▼

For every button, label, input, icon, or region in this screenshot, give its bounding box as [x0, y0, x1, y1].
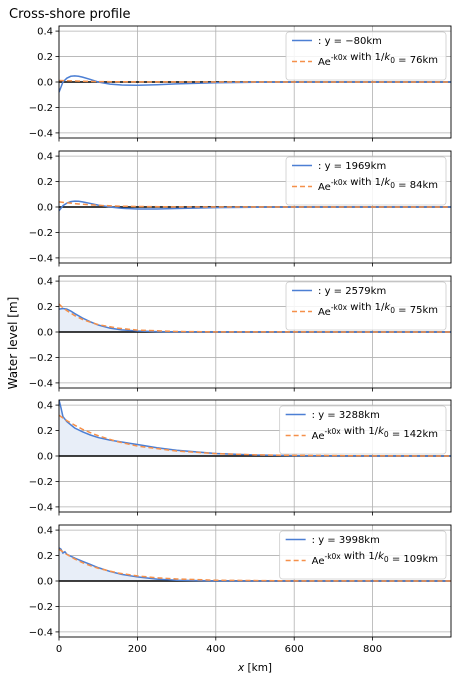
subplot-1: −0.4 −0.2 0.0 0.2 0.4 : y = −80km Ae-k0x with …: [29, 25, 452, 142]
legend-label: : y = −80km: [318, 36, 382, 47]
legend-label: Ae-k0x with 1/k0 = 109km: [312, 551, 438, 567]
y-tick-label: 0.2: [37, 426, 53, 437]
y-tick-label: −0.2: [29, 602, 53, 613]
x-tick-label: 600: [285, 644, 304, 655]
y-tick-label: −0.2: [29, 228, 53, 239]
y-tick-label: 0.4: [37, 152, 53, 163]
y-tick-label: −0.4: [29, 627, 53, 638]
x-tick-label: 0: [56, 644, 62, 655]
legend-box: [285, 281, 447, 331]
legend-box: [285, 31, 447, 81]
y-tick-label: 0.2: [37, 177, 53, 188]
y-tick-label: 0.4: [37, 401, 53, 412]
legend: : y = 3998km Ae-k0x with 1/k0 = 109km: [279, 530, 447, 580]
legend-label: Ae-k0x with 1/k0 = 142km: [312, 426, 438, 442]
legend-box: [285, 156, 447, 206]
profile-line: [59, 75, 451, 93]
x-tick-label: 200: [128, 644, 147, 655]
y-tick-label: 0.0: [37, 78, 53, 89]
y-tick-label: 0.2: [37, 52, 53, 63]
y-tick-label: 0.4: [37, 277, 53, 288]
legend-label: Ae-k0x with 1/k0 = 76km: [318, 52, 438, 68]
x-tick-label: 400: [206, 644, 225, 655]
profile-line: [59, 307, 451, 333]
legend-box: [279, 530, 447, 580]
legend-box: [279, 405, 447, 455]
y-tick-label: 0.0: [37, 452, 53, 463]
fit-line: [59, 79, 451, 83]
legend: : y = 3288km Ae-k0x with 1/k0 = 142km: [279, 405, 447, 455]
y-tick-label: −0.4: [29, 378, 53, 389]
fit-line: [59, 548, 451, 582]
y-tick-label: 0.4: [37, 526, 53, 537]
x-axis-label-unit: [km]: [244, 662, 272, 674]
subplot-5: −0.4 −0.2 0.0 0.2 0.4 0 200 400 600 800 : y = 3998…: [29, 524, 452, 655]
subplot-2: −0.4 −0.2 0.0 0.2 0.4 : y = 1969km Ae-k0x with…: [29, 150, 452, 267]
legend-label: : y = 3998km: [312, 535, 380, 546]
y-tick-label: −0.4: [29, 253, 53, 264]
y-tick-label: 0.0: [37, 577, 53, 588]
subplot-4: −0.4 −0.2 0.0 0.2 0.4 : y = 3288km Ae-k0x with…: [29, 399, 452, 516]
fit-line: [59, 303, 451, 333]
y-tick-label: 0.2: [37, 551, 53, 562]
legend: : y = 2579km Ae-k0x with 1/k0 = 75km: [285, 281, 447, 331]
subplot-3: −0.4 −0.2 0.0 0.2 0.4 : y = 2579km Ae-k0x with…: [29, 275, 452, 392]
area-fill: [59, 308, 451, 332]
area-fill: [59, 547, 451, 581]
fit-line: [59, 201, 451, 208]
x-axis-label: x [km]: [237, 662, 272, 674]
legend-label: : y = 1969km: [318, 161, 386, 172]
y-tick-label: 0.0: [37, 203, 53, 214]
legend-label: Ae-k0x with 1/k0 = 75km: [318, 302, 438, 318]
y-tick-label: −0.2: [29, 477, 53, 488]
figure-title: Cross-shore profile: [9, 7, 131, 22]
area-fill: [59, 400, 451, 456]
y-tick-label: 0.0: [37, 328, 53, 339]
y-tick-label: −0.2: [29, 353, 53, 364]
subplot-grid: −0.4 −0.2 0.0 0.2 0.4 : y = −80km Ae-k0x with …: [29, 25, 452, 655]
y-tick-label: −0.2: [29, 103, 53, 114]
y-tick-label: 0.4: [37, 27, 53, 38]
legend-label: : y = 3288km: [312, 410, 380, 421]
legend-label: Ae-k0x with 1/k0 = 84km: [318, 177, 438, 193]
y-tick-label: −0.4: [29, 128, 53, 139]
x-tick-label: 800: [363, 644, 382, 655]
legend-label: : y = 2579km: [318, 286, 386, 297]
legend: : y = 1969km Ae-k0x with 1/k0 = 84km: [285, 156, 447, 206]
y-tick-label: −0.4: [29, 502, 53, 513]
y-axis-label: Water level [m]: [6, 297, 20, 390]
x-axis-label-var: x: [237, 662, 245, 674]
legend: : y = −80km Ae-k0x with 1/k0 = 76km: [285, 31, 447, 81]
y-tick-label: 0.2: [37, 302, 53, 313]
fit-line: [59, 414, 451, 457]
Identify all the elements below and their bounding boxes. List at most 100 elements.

▲
▼

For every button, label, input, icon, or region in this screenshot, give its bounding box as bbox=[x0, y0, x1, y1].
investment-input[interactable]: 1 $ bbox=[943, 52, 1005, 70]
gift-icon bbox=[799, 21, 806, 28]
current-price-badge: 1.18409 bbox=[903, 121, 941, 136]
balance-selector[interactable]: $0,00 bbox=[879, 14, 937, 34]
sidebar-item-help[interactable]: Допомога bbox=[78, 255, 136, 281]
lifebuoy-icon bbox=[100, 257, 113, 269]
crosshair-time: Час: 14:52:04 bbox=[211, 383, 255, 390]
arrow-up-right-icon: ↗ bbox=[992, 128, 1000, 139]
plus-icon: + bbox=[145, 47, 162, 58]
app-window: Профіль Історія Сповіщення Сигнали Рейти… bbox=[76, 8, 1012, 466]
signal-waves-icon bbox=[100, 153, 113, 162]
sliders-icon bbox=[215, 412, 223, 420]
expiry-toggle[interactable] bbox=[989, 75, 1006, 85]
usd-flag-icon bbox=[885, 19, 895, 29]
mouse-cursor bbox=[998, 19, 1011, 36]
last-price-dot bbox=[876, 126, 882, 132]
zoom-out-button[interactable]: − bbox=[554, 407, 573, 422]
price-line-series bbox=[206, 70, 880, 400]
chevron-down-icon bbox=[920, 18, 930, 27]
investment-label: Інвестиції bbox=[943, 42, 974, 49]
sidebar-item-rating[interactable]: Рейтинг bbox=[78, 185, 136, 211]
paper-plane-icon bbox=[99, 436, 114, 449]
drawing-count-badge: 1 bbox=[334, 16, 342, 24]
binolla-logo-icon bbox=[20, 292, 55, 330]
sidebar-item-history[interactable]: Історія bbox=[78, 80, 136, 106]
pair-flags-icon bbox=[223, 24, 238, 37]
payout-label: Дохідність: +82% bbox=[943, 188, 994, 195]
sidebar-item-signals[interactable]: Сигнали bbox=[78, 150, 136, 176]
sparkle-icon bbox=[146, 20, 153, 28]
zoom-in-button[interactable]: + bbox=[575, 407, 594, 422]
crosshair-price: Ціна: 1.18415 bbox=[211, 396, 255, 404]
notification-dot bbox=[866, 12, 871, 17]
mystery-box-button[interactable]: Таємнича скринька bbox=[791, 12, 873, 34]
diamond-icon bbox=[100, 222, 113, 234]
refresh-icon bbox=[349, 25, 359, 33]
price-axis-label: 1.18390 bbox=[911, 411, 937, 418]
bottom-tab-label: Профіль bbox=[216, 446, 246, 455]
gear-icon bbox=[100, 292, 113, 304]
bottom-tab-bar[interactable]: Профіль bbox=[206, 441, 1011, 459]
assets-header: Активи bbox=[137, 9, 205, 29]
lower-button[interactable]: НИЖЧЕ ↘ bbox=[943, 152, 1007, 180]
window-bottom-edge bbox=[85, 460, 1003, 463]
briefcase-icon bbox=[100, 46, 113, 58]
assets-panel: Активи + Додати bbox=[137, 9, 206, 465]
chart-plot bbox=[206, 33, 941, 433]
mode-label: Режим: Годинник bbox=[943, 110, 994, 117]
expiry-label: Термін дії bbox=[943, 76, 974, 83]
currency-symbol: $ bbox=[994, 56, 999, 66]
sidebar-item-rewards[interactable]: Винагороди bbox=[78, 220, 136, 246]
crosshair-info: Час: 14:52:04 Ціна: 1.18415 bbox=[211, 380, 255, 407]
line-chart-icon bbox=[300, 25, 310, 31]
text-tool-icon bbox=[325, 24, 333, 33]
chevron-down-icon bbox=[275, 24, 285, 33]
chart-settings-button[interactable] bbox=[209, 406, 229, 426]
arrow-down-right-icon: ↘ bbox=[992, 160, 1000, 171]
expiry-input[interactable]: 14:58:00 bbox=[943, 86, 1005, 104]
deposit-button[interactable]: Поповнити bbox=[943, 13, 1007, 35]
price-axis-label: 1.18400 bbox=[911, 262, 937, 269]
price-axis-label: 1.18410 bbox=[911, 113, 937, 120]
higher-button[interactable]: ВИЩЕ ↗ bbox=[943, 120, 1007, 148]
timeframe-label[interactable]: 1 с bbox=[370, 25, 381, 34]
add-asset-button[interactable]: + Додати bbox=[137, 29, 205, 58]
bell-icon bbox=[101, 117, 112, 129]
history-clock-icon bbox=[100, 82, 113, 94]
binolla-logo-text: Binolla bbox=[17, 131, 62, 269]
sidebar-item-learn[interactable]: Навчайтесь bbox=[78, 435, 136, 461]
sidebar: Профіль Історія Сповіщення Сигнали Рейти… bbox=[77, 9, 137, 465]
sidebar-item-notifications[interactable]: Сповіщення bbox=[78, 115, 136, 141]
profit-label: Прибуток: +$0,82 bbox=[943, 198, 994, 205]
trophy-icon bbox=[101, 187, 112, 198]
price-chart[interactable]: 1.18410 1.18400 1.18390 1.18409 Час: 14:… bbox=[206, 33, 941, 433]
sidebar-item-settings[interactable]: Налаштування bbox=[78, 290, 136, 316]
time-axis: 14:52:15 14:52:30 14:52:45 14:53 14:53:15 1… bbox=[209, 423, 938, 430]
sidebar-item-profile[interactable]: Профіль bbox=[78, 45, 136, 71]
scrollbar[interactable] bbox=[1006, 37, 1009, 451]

▲
▼

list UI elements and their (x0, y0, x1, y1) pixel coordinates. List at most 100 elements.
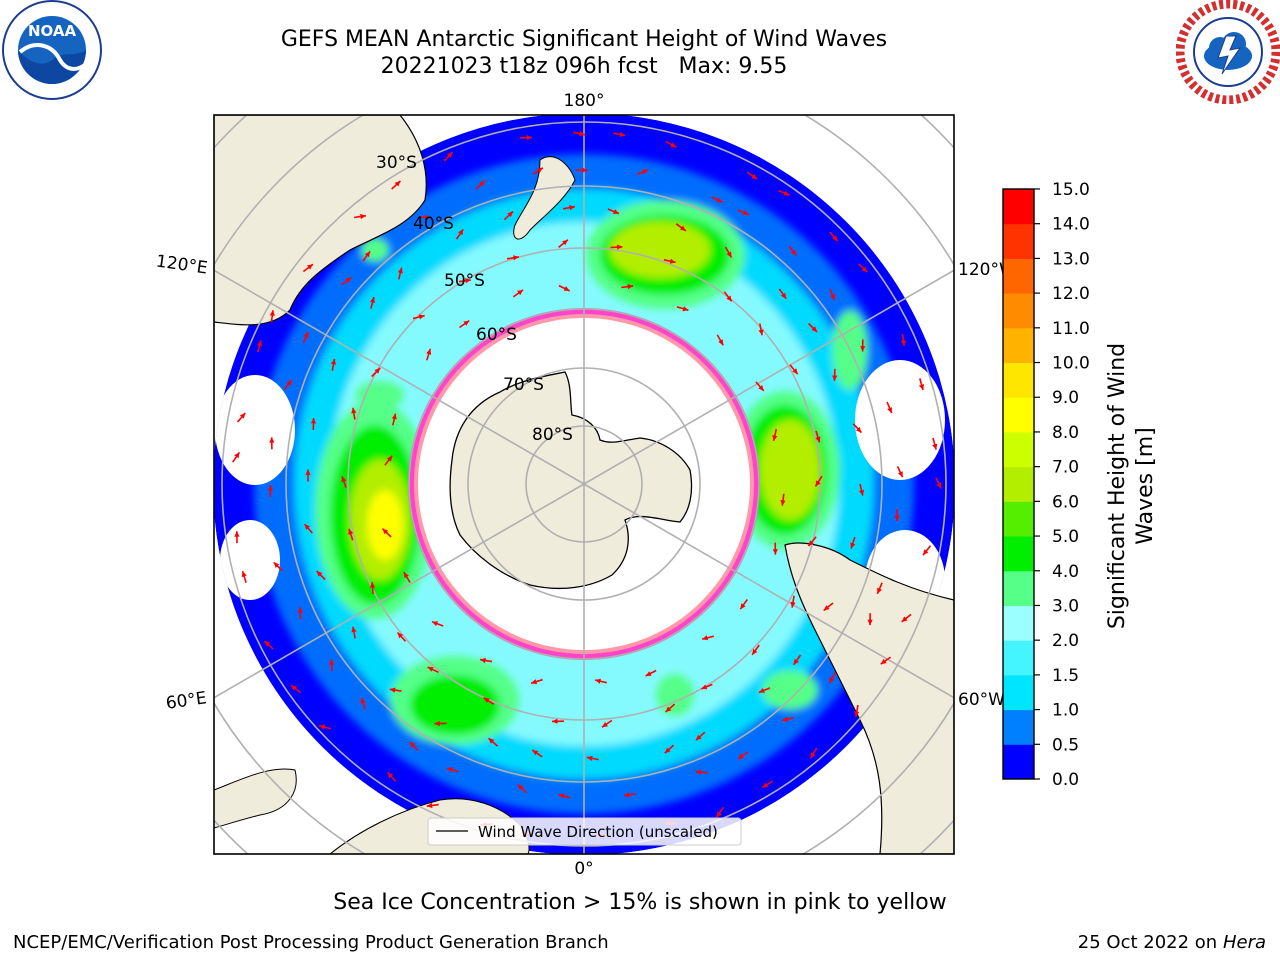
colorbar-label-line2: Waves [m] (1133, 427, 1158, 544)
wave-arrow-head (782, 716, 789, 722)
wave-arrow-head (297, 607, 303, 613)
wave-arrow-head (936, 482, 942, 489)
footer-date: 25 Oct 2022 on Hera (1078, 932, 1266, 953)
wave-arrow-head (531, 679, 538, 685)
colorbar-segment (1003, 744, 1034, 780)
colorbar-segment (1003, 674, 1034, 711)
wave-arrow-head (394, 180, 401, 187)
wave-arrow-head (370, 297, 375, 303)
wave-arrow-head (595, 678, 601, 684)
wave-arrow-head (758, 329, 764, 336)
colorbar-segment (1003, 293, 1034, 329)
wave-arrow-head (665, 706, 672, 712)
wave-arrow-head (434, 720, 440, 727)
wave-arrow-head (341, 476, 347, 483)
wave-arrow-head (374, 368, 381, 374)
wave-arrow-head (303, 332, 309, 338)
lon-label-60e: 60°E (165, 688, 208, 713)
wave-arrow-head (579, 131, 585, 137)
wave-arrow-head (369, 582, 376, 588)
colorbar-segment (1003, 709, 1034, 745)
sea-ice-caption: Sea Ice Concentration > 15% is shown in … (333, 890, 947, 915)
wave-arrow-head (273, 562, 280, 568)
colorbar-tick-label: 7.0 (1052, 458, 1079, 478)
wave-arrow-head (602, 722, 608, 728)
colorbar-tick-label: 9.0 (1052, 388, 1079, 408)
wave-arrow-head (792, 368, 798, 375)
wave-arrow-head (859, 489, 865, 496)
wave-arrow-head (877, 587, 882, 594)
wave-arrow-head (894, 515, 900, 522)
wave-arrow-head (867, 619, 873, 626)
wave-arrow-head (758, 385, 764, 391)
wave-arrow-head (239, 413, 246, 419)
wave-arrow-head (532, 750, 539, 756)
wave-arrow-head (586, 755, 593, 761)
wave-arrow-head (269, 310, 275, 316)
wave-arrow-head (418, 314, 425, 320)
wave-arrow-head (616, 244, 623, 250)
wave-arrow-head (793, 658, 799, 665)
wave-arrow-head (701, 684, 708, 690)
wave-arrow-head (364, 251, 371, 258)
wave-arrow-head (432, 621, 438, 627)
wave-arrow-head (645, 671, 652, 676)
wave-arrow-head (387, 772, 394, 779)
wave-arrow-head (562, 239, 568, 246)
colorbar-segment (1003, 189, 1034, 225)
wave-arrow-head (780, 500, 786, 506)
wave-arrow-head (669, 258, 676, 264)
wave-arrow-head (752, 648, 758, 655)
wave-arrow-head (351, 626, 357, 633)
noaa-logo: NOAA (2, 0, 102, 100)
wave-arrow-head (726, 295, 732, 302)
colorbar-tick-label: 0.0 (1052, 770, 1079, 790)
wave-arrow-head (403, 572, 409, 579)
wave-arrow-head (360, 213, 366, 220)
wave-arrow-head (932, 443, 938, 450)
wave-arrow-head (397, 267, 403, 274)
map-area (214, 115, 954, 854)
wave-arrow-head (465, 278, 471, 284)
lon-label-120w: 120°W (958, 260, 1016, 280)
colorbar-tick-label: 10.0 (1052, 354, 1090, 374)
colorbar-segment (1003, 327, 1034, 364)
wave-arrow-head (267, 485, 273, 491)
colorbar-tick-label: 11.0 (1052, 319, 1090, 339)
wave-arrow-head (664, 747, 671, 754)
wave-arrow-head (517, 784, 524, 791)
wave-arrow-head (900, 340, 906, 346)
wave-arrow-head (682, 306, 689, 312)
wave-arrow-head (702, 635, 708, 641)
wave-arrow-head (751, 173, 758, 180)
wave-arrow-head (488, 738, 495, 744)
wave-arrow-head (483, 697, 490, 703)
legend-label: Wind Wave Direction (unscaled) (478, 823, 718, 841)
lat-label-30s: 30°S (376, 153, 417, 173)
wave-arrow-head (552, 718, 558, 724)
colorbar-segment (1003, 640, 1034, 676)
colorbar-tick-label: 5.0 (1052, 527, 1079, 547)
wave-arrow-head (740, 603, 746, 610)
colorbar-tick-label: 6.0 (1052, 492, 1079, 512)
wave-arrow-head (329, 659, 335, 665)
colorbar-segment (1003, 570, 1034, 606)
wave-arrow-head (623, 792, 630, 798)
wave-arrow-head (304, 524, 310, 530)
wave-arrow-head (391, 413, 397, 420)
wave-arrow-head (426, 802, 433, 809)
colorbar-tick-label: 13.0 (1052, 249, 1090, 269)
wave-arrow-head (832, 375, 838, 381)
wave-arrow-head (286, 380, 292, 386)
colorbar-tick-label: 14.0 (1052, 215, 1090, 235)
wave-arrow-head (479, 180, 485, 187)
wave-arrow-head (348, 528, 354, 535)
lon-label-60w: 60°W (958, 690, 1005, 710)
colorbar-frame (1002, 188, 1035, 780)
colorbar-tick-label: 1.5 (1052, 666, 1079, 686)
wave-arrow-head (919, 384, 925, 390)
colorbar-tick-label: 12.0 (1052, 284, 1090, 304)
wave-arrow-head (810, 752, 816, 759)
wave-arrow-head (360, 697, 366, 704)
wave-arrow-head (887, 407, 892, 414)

▲

> **Aim**:
Retype the records starting with the line containing "colorbar-label-line2: Waves [m]" and going on through the line containing "wave-arrow-head (877, 587, 882, 594)", keeping every character as it appears.

> **In response**:
colorbar-label-line2: Waves [m] (1133, 427, 1158, 544)
wave-arrow-head (782, 716, 789, 722)
wave-arrow-head (297, 607, 303, 613)
wave-arrow-head (936, 482, 942, 489)
footer-date: 25 Oct 2022 on Hera (1078, 932, 1266, 953)
wave-arrow-head (531, 679, 538, 685)
colorbar-segment (1003, 744, 1034, 780)
colorbar-segment (1003, 674, 1034, 711)
wave-arrow-head (394, 180, 401, 187)
wave-arrow-head (370, 297, 375, 303)
wave-arrow-head (595, 678, 601, 684)
wave-arrow-head (758, 329, 764, 336)
colorbar-segment (1003, 293, 1034, 329)
wave-arrow-head (665, 706, 672, 712)
wave-arrow-head (434, 720, 440, 727)
wave-arrow-head (341, 476, 347, 483)
wave-arrow-head (374, 368, 381, 374)
wave-arrow-head (303, 332, 309, 338)
lon-label-60e: 60°E (165, 688, 208, 713)
wave-arrow-head (579, 131, 585, 137)
wave-arrow-head (369, 582, 376, 588)
colorbar-segment (1003, 709, 1034, 745)
sea-ice-caption: Sea Ice Concentration > 15% is shown in … (333, 890, 947, 915)
wave-arrow-head (273, 562, 280, 568)
colorbar-tick-label: 7.0 (1052, 458, 1079, 478)
wave-arrow-head (602, 722, 608, 728)
colorbar-tick-label: 9.0 (1052, 388, 1079, 408)
wave-arrow-head (792, 368, 798, 375)
wave-arrow-head (859, 489, 865, 496)
wave-arrow-head (877, 587, 882, 594)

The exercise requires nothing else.